PROBLEM TO WORK ON
Extract every line of the material below and reproduce it faithfully.

INFORMATION PROVIDED
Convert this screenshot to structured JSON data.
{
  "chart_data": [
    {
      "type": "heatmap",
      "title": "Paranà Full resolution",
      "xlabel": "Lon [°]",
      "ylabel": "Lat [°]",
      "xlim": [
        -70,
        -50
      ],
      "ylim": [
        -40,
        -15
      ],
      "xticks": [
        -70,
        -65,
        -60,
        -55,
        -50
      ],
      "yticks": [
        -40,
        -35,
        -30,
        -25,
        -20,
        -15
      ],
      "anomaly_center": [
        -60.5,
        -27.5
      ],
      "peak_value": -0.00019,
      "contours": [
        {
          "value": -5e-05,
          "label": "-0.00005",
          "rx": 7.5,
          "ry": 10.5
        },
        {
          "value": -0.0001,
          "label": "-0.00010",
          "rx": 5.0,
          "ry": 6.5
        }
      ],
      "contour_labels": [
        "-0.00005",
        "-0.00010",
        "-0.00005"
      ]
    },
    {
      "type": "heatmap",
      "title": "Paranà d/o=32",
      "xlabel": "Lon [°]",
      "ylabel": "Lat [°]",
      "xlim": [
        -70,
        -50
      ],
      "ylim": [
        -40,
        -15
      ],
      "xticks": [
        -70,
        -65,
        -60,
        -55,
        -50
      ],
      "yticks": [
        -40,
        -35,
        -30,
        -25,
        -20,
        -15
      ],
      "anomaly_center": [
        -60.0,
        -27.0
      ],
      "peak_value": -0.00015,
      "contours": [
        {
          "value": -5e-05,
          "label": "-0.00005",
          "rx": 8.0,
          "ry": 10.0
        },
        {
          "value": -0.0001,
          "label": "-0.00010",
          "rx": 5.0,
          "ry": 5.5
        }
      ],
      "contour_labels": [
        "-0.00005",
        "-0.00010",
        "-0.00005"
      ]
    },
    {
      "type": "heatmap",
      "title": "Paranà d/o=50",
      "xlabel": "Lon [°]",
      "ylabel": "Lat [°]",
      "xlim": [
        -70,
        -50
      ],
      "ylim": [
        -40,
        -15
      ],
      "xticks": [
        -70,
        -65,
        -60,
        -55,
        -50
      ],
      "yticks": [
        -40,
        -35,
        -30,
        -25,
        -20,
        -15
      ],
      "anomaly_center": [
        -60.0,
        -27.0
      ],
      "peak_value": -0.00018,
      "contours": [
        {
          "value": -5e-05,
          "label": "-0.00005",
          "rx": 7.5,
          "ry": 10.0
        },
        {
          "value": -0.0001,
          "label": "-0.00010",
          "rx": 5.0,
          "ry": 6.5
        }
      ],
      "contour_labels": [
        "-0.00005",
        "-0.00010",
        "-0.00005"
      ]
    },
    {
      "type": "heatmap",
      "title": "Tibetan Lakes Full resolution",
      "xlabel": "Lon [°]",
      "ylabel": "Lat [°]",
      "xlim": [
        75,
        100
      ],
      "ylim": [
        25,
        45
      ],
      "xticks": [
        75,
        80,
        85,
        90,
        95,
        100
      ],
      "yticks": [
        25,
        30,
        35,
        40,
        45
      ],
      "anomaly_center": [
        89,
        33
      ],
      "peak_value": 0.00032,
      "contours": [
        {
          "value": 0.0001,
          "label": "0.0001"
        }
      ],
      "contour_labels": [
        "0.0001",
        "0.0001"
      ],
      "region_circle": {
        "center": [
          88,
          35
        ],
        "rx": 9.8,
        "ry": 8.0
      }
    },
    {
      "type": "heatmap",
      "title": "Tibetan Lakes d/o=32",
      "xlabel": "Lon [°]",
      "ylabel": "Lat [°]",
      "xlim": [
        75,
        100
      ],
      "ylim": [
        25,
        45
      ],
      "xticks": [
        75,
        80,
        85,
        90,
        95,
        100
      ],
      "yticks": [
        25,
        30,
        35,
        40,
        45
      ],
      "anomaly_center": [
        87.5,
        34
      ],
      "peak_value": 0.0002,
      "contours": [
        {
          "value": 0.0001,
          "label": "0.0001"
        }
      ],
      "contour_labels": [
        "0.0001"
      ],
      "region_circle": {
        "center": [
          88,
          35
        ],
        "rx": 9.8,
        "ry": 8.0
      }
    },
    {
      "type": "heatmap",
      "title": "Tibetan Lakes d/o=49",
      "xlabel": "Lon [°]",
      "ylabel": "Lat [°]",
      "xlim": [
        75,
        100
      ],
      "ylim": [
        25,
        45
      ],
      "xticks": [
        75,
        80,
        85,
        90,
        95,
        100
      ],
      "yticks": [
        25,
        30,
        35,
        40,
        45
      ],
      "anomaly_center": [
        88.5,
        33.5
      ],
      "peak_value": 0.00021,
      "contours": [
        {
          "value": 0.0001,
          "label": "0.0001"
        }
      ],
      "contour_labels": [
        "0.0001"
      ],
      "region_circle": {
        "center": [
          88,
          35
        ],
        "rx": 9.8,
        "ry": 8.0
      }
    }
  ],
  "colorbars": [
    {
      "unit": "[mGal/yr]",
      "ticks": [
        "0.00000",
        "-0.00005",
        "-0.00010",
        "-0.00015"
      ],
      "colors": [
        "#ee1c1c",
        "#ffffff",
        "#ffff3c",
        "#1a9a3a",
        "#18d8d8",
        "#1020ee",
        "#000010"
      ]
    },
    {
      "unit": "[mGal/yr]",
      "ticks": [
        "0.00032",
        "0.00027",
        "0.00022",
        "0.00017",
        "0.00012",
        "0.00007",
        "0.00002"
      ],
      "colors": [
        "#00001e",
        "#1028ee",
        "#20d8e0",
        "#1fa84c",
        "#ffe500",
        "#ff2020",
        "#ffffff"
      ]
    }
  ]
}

PROBLEM SOLUTION
Convert this screenshot to structured JSON data.
{
  "chart_data": [
    {
      "type": "heatmap",
      "title": "Paranà Full resolution",
      "xlabel": "Lon [°]",
      "ylabel": "Lat [°]",
      "xlim": [
        -70,
        -50
      ],
      "ylim": [
        -40,
        -15
      ],
      "xticks": [
        -70,
        -65,
        -60,
        -55,
        -50
      ],
      "yticks": [
        -40,
        -35,
        -30,
        -25,
        -20,
        -15
      ],
      "anomaly_center": [
        -60.5,
        -27.5
      ],
      "peak_value": -0.00019,
      "contours": [
        {
          "value": -5e-05,
          "label": "-0.00005",
          "rx": 7.5,
          "ry": 10.5
        },
        {
          "value": -0.0001,
          "label": "-0.00010",
          "rx": 5.0,
          "ry": 6.5
        }
      ],
      "contour_labels": [
        "-0.00005",
        "-0.00010",
        "-0.00005"
      ]
    },
    {
      "type": "heatmap",
      "title": "Paranà d/o=32",
      "xlabel": "Lon [°]",
      "ylabel": "Lat [°]",
      "xlim": [
        -70,
        -50
      ],
      "ylim": [
        -40,
        -15
      ],
      "xticks": [
        -70,
        -65,
        -60,
        -55,
        -50
      ],
      "yticks": [
        -40,
        -35,
        -30,
        -25,
        -20,
        -15
      ],
      "anomaly_center": [
        -60.0,
        -27.0
      ],
      "peak_value": -0.00015,
      "contours": [
        {
          "value": -5e-05,
          "label": "-0.00005",
          "rx": 8.0,
          "ry": 10.0
        },
        {
          "value": -0.0001,
          "label": "-0.00010",
          "rx": 5.0,
          "ry": 5.5
        }
      ],
      "contour_labels": [
        "-0.00005",
        "-0.00010",
        "-0.00005"
      ]
    },
    {
      "type": "heatmap",
      "title": "Paranà d/o=50",
      "xlabel": "Lon [°]",
      "ylabel": "Lat [°]",
      "xlim": [
        -70,
        -50
      ],
      "ylim": [
        -40,
        -15
      ],
      "xticks": [
        -70,
        -65,
        -60,
        -55,
        -50
      ],
      "yticks": [
        -40,
        -35,
        -30,
        -25,
        -20,
        -15
      ],
      "anomaly_center": [
        -60.0,
        -27.0
      ],
      "peak_value": -0.00018,
      "contours": [
        {
          "value": -5e-05,
          "label": "-0.00005",
          "rx": 7.5,
          "ry": 10.0
        },
        {
          "value": -0.0001,
          "label": "-0.00010",
          "rx": 5.0,
          "ry": 6.5
        }
      ],
      "contour_labels": [
        "-0.00005",
        "-0.00010",
        "-0.00005"
      ]
    },
    {
      "type": "heatmap",
      "title": "Tibetan Lakes Full resolution",
      "xlabel": "Lon [°]",
      "ylabel": "Lat [°]",
      "xlim": [
        75,
        100
      ],
      "ylim": [
        25,
        45
      ],
      "xticks": [
        75,
        80,
        85,
        90,
        95,
        100
      ],
      "yticks": [
        25,
        30,
        35,
        40,
        45
      ],
      "anomaly_center": [
        89,
        33
      ],
      "peak_value": 0.00032,
      "contours": [
        {
          "value": 0.0001,
          "label": "0.0001"
        }
      ],
      "contour_labels": [
        "0.0001",
        "0.0001"
      ],
      "region_circle": {
        "center": [
          88,
          35
        ],
        "rx": 9.8,
        "ry": 8.0
      }
    },
    {
      "type": "heatmap",
      "title": "Tibetan Lakes d/o=32",
      "xlabel": "Lon [°]",
      "ylabel": "Lat [°]",
      "xlim": [
        75,
        100
      ],
      "ylim": [
        25,
        45
      ],
      "xticks": [
        75,
        80,
        85,
        90,
        95,
        100
      ],
      "yticks": [
        25,
        30,
        35,
        40,
        45
      ],
      "anomaly_center": [
        87.5,
        34
      ],
      "peak_value": 0.0002,
      "contours": [
        {
          "value": 0.0001,
          "label": "0.0001"
        }
      ],
      "contour_labels": [
        "0.0001"
      ],
      "region_circle": {
        "center": [
          88,
          35
        ],
        "rx": 9.8,
        "ry": 8.0
      }
    },
    {
      "type": "heatmap",
      "title": "Tibetan Lakes d/o=49",
      "xlabel": "Lon [°]",
      "ylabel": "Lat [°]",
      "xlim": [
        75,
        100
      ],
      "ylim": [
        25,
        45
      ],
      "xticks": [
        75,
        80,
        85,
        90,
        95,
        100
      ],
      "yticks": [
        25,
        30,
        35,
        40,
        45
      ],
      "anomaly_center": [
        88.5,
        33.5
      ],
      "peak_value": 0.00021,
      "contours": [
        {
          "value": 0.0001,
          "label": "0.0001"
        }
      ],
      "contour_labels": [
        "0.0001"
      ],
      "region_circle": {
        "center": [
          88,
          35
        ],
        "rx": 9.8,
        "ry": 8.0
      }
    }
  ],
  "colorbars": [
    {
      "unit": "[mGal/yr]",
      "ticks": [
        "0.00000",
        "-0.00005",
        "-0.00010",
        "-0.00015"
      ],
      "colors": [
        "#ee1c1c",
        "#ffffff",
        "#ffff3c",
        "#1a9a3a",
        "#18d8d8",
        "#1020ee",
        "#000010"
      ]
    },
    {
      "unit": "[mGal/yr]",
      "ticks": [
        "0.00032",
        "0.00027",
        "0.00022",
        "0.00017",
        "0.00012",
        "0.00007",
        "0.00002"
      ],
      "colors": [
        "#00001e",
        "#1028ee",
        "#20d8e0",
        "#1fa84c",
        "#ffe500",
        "#ff2020",
        "#ffffff"
      ]
    }
  ]
}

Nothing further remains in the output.